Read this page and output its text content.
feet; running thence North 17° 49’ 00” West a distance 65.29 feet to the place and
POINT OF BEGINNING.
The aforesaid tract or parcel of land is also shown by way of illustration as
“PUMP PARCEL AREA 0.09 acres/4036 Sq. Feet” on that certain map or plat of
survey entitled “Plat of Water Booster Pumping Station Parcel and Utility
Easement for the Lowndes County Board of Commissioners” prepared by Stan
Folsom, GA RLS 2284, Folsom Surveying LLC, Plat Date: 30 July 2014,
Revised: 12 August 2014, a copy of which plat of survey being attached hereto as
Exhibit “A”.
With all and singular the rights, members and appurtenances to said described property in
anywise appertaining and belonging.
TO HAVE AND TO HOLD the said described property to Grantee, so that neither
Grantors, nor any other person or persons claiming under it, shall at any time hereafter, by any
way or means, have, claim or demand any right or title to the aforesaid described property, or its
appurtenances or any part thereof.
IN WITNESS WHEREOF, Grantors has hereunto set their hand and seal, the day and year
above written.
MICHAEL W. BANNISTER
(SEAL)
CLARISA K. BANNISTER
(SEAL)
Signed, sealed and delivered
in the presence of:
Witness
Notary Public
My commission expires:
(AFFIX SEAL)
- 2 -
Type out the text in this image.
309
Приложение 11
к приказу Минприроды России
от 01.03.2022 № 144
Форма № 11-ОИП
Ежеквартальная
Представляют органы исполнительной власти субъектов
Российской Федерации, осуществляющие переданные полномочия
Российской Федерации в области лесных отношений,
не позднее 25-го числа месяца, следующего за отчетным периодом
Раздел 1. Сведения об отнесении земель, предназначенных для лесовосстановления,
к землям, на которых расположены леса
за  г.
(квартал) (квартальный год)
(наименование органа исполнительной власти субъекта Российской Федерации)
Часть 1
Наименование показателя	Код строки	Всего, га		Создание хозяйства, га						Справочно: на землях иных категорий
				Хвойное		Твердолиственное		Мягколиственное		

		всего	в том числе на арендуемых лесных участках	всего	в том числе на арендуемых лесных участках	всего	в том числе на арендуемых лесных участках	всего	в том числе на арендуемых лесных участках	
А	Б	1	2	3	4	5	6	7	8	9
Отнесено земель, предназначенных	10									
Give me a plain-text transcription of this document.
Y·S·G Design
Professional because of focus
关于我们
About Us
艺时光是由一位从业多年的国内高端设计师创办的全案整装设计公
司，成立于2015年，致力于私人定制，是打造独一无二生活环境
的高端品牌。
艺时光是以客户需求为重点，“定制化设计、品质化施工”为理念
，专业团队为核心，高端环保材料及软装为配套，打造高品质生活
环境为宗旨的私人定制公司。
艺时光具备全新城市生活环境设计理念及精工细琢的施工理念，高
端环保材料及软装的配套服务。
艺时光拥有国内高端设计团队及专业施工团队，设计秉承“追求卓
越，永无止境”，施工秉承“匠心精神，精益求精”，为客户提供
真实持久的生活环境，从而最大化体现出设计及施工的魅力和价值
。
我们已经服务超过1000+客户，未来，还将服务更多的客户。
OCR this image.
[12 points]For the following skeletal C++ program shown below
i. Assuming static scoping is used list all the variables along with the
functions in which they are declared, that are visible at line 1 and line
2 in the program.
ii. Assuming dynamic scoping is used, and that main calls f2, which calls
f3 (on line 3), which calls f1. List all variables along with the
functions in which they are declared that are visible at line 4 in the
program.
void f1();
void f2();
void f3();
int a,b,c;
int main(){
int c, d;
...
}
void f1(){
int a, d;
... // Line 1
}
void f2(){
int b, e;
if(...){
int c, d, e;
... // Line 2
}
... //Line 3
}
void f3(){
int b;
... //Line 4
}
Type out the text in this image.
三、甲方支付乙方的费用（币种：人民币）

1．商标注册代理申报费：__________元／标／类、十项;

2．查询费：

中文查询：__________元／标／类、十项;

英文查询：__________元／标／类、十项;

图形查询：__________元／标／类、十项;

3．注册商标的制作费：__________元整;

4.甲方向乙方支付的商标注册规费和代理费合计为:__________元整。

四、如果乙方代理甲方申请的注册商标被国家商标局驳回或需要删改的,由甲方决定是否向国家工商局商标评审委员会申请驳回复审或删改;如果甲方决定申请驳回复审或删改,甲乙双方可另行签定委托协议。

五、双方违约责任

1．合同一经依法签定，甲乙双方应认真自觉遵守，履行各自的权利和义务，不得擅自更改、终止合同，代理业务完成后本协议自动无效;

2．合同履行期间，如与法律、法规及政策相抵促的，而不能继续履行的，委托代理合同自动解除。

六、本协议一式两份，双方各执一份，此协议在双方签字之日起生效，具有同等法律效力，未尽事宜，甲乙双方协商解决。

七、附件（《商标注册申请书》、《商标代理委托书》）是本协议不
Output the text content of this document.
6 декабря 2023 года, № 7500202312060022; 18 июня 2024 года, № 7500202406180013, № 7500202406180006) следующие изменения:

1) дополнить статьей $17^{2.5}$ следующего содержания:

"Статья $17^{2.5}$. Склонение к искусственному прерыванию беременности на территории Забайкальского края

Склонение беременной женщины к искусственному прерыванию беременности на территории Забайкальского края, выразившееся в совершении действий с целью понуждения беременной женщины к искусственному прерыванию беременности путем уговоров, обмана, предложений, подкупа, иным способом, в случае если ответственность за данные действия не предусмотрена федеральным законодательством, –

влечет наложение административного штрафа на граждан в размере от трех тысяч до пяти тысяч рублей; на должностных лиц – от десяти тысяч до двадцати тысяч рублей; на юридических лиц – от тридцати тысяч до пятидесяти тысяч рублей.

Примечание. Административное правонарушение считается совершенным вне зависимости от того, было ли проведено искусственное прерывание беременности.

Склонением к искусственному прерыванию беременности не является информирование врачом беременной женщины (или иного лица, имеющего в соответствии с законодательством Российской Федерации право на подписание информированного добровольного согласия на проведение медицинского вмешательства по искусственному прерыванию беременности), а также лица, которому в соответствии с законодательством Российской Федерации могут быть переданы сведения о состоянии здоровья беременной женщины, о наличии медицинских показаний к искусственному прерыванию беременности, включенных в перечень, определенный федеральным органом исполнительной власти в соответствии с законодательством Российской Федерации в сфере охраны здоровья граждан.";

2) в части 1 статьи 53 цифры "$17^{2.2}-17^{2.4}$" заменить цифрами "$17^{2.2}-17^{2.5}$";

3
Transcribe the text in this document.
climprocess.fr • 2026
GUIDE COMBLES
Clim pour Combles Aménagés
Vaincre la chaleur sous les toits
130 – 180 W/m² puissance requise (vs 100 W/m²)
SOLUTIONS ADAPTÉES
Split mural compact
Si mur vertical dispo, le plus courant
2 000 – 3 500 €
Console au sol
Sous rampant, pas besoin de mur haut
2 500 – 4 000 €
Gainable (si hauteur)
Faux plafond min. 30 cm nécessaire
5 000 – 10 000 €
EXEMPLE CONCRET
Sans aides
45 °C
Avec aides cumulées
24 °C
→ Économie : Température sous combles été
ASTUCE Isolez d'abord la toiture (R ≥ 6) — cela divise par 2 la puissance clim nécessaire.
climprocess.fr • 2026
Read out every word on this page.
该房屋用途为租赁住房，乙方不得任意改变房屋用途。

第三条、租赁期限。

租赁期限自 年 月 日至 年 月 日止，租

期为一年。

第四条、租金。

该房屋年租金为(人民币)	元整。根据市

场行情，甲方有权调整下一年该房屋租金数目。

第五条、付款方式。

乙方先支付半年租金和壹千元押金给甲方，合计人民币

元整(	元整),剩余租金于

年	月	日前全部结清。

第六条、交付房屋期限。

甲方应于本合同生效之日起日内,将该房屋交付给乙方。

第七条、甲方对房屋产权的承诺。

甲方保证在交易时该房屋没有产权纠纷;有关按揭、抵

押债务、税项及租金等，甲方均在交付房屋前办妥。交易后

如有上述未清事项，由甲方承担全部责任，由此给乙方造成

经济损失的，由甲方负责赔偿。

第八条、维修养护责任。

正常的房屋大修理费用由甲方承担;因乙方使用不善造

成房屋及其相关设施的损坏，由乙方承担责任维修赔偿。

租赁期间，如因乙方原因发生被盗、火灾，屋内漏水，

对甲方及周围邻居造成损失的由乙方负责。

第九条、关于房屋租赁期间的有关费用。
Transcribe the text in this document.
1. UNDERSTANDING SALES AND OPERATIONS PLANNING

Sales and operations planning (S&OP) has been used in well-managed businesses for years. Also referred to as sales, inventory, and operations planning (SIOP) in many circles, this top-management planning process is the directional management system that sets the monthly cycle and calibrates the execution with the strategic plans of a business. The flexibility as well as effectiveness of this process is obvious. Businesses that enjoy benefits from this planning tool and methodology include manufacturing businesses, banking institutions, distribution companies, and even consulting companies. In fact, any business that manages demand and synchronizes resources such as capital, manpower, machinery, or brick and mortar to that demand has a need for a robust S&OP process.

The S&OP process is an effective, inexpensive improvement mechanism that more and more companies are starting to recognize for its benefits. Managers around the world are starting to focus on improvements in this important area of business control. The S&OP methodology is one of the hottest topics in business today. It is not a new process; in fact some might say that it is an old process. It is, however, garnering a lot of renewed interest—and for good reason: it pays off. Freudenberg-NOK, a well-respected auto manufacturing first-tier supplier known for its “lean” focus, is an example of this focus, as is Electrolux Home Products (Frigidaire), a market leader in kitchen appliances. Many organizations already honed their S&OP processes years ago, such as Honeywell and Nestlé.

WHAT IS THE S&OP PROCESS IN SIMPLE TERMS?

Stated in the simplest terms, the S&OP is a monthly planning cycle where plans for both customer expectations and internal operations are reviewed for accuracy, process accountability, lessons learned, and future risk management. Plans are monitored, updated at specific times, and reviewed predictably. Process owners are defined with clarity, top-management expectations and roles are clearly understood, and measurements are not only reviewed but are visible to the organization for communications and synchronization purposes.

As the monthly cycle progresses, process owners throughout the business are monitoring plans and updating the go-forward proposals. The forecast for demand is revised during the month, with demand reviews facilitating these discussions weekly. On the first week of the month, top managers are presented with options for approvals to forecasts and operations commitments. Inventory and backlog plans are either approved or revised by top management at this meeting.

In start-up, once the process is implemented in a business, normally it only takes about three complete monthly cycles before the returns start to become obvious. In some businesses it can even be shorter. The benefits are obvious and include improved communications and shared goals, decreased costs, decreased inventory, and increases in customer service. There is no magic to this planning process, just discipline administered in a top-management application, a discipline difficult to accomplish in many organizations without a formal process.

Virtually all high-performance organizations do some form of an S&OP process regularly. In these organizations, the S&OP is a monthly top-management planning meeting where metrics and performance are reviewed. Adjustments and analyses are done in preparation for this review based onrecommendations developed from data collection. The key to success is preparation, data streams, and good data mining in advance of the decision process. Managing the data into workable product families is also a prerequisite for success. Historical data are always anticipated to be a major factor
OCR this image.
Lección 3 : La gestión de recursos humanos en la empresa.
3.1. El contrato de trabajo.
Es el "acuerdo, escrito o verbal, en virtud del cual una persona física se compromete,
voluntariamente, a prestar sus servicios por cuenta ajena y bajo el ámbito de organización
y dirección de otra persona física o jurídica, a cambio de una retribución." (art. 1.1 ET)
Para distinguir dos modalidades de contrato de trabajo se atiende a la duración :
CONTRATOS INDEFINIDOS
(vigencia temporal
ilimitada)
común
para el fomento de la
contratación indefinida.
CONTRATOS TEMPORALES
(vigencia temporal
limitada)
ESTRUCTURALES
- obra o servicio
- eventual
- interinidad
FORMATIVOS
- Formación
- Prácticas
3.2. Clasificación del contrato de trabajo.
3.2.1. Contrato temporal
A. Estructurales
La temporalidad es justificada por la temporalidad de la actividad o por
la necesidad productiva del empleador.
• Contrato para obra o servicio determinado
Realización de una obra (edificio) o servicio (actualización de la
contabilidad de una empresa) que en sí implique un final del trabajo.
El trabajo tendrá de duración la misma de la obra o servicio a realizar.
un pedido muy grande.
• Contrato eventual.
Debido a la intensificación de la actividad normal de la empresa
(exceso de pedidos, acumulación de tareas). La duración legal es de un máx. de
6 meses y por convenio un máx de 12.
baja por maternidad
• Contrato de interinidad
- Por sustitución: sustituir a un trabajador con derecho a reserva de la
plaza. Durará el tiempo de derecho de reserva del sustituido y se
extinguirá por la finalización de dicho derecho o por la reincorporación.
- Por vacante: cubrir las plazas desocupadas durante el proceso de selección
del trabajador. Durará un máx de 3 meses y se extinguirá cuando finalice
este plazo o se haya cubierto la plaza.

- - -

◆ **What this task involves**: Look over the material above and show each line where "края" appears.

◆ **Answer in full**:
"Статья $17^{2.5}$. Склонение к искусственному прерыванию беременности на территории Забайкальского края
Склонение беременной женщины к искусственному прерыванию беременности на территории Забайкальского края, выразившееся в совершении действий с целью понуждения беременной женщины к искусственному прерыванию беременности путем уговоров, обмана, предложений, подкупа, иным способом, в случае если ответственность за данные действия не предусмотрена федеральным законодательством, –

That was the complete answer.